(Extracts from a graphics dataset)
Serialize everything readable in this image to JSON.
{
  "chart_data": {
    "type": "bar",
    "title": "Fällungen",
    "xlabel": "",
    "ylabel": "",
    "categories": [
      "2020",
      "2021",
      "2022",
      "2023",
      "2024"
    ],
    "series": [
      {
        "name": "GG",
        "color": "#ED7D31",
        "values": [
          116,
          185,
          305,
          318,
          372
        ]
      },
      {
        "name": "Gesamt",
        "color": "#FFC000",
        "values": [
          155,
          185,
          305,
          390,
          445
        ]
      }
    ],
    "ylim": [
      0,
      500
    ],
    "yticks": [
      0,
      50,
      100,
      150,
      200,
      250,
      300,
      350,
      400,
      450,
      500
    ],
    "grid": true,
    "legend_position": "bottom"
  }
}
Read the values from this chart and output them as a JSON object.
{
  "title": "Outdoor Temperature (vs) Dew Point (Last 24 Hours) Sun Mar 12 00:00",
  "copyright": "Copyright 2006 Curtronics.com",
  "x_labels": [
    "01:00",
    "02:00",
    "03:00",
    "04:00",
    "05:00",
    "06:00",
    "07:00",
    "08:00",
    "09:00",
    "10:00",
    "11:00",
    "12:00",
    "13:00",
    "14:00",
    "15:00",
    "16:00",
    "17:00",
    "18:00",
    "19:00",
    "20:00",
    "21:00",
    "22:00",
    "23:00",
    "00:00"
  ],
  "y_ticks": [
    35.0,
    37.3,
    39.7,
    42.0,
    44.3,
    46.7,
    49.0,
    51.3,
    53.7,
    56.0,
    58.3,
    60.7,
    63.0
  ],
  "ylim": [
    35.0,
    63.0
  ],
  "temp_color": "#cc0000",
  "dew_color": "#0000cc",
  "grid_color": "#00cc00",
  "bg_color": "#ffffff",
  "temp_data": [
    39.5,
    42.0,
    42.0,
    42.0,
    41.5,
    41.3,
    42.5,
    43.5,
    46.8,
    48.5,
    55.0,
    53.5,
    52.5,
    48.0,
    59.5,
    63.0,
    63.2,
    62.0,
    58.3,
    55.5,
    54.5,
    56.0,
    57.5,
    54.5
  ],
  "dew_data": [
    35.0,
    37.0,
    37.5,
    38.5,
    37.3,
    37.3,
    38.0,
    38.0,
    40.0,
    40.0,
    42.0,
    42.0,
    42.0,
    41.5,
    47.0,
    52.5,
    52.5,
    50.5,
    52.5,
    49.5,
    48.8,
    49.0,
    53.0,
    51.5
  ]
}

- SHORT PROBLEM
Please quote every record above exactly as it appears.

- SOLUTION FOR THIS EXERCISE
Serialize everything readable in this image to JSON.
{
  "chart_data": {
    "type": "bar",
    "title": "Fällungen",
    "xlabel": "",
    "ylabel": "",
    "categories": [
      "2020",
      "2021",
      "2022",
      "2023",
      "2024"
    ],
    "series": [
      {
        "name": "GG",
        "color": "#ED7D31",
        "values": [
          116,
          185,
          305,
          318,
          372
        ]
      },
      {
        "name": "Gesamt",
        "color": "#FFC000",
        "values": [
          155,
          185,
          305,
          390,
          445
        ]
      }
    ],
    "ylim": [
      0,
      500
    ],
    "yticks": [
      0,
      50,
      100,
      150,
      200,
      250,
      300,
      350,
      400,
      450,
      500
    ],
    "grid": true,
    "legend_position": "bottom"
  }
}
Read the values from this chart and output them as a JSON object.
{
  "title": "Outdoor Temperature (vs) Dew Point (Last 24 Hours) Sun Mar 12 00:00",
  "copyright": "Copyright 2006 Curtronics.com",
  "x_labels": [
    "01:00",
    "02:00",
    "03:00",
    "04:00",
    "05:00",
    "06:00",
    "07:00",
    "08:00",
    "09:00",
    "10:00",
    "11:00",
    "12:00",
    "13:00",
    "14:00",
    "15:00",
    "16:00",
    "17:00",
    "18:00",
    "19:00",
    "20:00",
    "21:00",
    "22:00",
    "23:00",
    "00:00"
  ],
  "y_ticks": [
    35.0,
    37.3,
    39.7,
    42.0,
    44.3,
    46.7,
    49.0,
    51.3,
    53.7,
    56.0,
    58.3,
    60.7,
    63.0
  ],
  "ylim": [
    35.0,
    63.0
  ],
  "temp_color": "#cc0000",
  "dew_color": "#0000cc",
  "grid_color": "#00cc00",
  "bg_color": "#ffffff",
  "temp_data": [
    39.5,
    42.0,
    42.0,
    42.0,
    41.5,
    41.3,
    42.5,
    43.5,
    46.8,
    48.5,
    55.0,
    53.5,
    52.5,
    48.0,
    59.5,
    63.0,
    63.2,
    62.0,
    58.3,
    55.5,
    54.5,
    56.0,
    57.5,
    54.5
  ],
  "dew_data": [
    35.0,
    37.0,
    37.5,
    38.5,
    37.3,
    37.3,
    38.0,
    38.0,
    40.0,
    40.0,
    42.0,
    42.0,
    42.0,
    41.5,
    47.0,
    52.5,
    52.5,
    50.5,
    52.5,
    49.5,
    48.8,
    49.0,
    53.0,
    51.5
  ]
}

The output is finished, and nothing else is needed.